- **What you need to do**: Write out each line of the records that has "risk" in it.

- **Provided data**:
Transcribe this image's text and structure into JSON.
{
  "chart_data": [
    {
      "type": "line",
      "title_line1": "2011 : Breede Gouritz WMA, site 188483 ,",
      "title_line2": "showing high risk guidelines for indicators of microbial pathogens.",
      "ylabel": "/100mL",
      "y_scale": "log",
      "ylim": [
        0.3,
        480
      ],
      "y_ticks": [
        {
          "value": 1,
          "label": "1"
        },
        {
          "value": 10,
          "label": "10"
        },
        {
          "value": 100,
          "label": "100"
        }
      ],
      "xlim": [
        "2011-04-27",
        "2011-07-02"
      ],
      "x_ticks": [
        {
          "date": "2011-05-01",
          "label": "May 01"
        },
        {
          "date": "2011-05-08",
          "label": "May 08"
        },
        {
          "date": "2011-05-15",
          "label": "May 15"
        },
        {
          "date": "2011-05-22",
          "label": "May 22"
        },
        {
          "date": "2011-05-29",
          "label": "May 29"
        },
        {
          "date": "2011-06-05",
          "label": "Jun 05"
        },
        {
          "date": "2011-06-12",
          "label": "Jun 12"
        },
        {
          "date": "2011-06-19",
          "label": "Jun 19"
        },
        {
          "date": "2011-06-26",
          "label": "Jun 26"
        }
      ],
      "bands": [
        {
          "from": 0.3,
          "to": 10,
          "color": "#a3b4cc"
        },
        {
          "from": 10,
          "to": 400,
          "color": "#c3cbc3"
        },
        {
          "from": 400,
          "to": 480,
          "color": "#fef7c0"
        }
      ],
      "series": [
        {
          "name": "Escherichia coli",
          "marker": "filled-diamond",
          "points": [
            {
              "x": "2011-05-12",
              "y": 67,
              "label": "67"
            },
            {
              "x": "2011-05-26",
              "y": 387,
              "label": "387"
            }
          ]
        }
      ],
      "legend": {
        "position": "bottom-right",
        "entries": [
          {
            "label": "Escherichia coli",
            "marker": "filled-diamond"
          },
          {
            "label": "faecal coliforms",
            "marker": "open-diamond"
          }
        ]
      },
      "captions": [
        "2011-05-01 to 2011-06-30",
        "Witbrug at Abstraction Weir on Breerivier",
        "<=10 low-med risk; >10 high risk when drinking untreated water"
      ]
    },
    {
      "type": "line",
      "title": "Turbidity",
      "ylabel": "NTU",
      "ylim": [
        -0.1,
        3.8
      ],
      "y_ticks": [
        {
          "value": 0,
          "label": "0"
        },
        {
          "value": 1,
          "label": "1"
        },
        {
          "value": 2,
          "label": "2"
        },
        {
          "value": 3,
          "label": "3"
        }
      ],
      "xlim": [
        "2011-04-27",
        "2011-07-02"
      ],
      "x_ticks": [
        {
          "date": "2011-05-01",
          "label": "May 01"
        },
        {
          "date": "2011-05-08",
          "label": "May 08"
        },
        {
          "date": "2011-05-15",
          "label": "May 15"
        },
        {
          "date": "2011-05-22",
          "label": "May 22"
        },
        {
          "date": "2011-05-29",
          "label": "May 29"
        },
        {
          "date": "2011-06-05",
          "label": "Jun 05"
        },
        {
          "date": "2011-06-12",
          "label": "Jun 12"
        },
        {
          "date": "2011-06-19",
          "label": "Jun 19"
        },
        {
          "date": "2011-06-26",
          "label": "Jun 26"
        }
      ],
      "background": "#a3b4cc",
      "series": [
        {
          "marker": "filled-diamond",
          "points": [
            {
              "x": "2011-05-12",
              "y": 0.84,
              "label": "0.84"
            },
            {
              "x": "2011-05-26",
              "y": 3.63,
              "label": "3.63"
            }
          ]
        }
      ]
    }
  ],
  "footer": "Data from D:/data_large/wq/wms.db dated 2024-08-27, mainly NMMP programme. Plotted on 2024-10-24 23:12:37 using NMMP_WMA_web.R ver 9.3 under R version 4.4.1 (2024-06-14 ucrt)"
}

- **Solution for this task**:
      "title_line2": "showing high risk guidelines for indicators of microbial pathogens.",
        "<=10 low-med risk; >10 high risk when drinking untreated water"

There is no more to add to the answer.